• [Given request]
Output all the entries word for word. Omit the pictures.

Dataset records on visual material
+---+
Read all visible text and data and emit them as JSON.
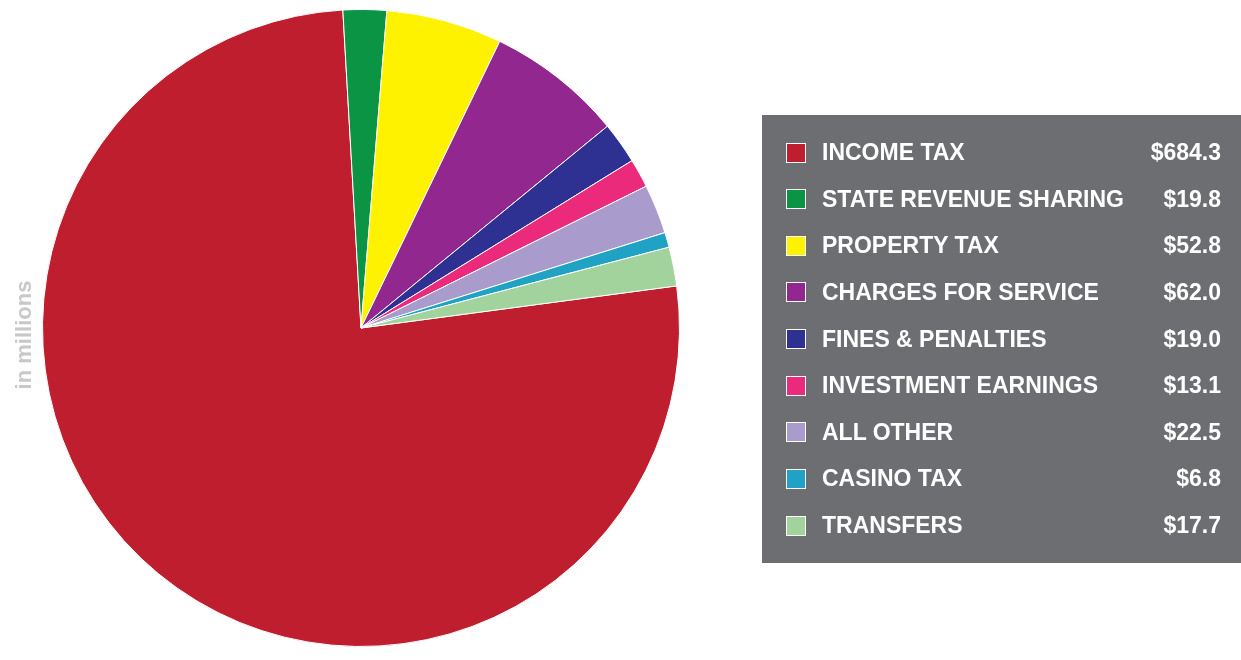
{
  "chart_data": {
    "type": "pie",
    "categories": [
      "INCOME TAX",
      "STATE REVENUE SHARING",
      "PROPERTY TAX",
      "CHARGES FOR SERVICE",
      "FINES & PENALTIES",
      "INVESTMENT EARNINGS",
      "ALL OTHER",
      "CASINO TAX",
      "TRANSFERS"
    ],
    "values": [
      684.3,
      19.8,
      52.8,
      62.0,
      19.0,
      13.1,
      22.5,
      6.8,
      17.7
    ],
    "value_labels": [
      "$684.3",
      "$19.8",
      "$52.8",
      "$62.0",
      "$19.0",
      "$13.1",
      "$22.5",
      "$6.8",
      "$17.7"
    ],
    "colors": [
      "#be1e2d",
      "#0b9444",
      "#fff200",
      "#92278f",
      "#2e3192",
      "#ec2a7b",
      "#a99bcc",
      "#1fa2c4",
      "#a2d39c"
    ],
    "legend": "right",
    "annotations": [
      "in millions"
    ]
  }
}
+---+
• [Solution to this task]
Read all visible text and data and emit them as JSON.
{
  "chart_data": {
    "type": "pie",
    "categories": [
      "INCOME TAX",
      "STATE REVENUE SHARING",
      "PROPERTY TAX",
      "CHARGES FOR SERVICE",
      "FINES & PENALTIES",
      "INVESTMENT EARNINGS",
      "ALL OTHER",
      "CASINO TAX",
      "TRANSFERS"
    ],
    "values": [
      684.3,
      19.8,
      52.8,
      62.0,
      19.0,
      13.1,
      22.5,
      6.8,
      17.7
    ],
    "value_labels": [
      "$684.3",
      "$19.8",
      "$52.8",
      "$62.0",
      "$19.0",
      "$13.1",
      "$22.5",
      "$6.8",
      "$17.7"
    ],
    "colors": [
      "#be1e2d",
      "#0b9444",
      "#fff200",
      "#92278f",
      "#2e3192",
      "#ec2a7b",
      "#a99bcc",
      "#1fa2c4",
      "#a2d39c"
    ],
    "legend": "right",
    "annotations": [
      "in millions"
    ]
  }
}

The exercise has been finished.